**INFORMATION GIVEN**.
***

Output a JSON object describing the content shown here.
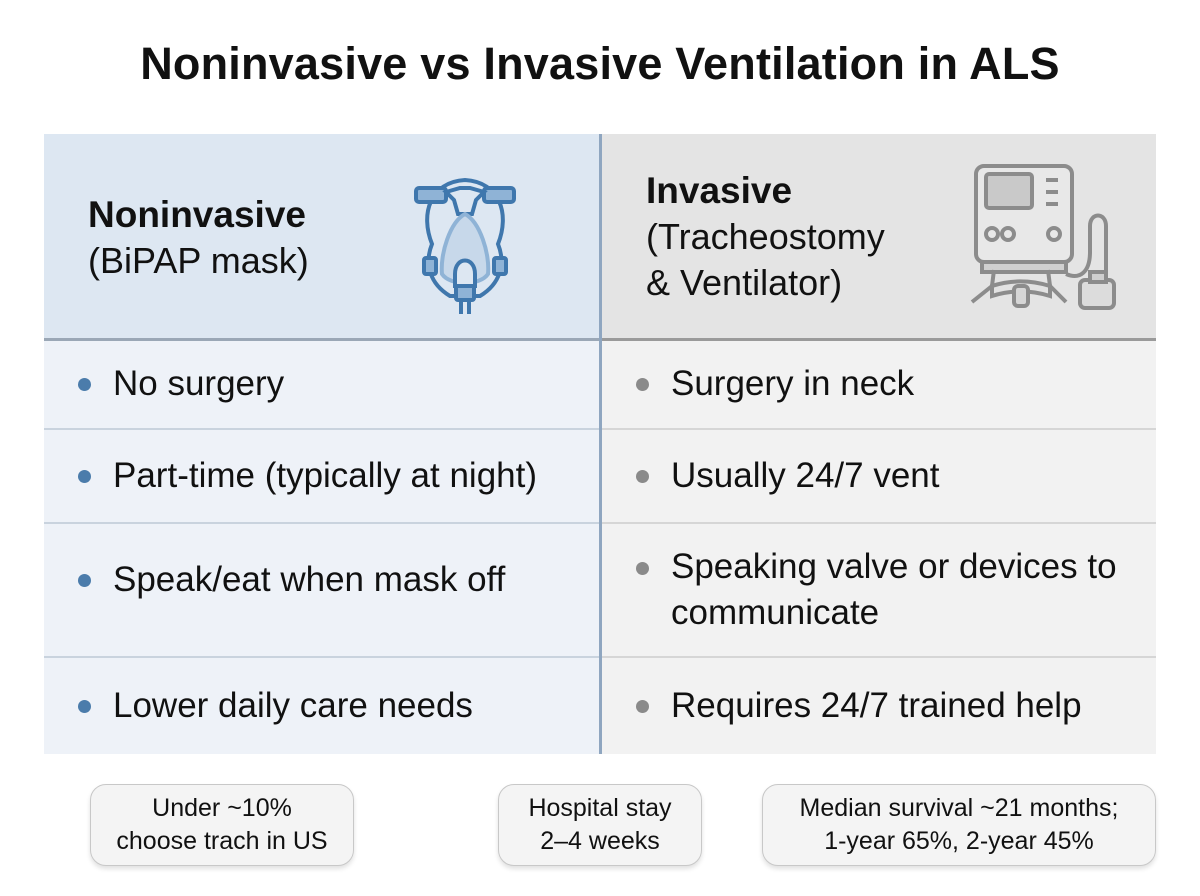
{
  "title": "Noninvasive vs Invasive Ventilation in ALS",
  "colors": {
    "left_accent": "#4b7cab",
    "right_accent": "#8a8a8a",
    "left_bg": "#eef2f8",
    "right_bg": "#f2f2f2"
  },
  "left": {
    "heading": "Noninvasive",
    "subheading": "(BiPAP mask)",
    "icon": "bipap-mask-icon",
    "items": [
      "No surgery",
      "Part-time (typically at night)",
      "Speak/eat when mask off",
      "Lower daily care needs"
    ]
  },
  "right": {
    "heading": "Invasive",
    "subheading_line1": "(Tracheostomy",
    "subheading_line2": "& Ventilator)",
    "icon": "ventilator-icon",
    "items": [
      "Surgery in neck",
      "Usually 24/7 vent",
      "Speaking valve or devices to communicate",
      "Requires 24/7 trained help"
    ]
  },
  "notes": [
    {
      "line1": "Under ~10%",
      "line2": "choose trach in US"
    },
    {
      "line1": "Hospital stay",
      "line2": "2–4 weeks"
    },
    {
      "line1": "Median survival ~21 months;",
      "line2": "1-year 65%, 2-year 45%"
    }
  ]
}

***

**WRITTEN TASK**.
Copy the whole listing above word for word but do not carry over the pictures.

**OUTPUT**.
Output a JSON object describing the content shown here.
{
  "title": "Noninvasive vs Invasive Ventilation in ALS",
  "colors": {
    "left_accent": "#4b7cab",
    "right_accent": "#8a8a8a",
    "left_bg": "#eef2f8",
    "right_bg": "#f2f2f2"
  },
  "left": {
    "heading": "Noninvasive",
    "subheading": "(BiPAP mask)",
    "icon": "bipap-mask-icon",
    "items": [
      "No surgery",
      "Part-time (typically at night)",
      "Speak/eat when mask off",
      "Lower daily care needs"
    ]
  },
  "right": {
    "heading": "Invasive",
    "subheading_line1": "(Tracheostomy",
    "subheading_line2": "& Ventilator)",
    "icon": "ventilator-icon",
    "items": [
      "Surgery in neck",
      "Usually 24/7 vent",
      "Speaking valve or devices to communicate",
      "Requires 24/7 trained help"
    ]
  },
  "notes": [
    {
      "line1": "Under ~10%",
      "line2": "choose trach in US"
    },
    {
      "line1": "Hospital stay",
      "line2": "2–4 weeks"
    },
    {
      "line1": "Median survival ~21 months;",
      "line2": "1-year 65%, 2-year 45%"
    }
  ]
}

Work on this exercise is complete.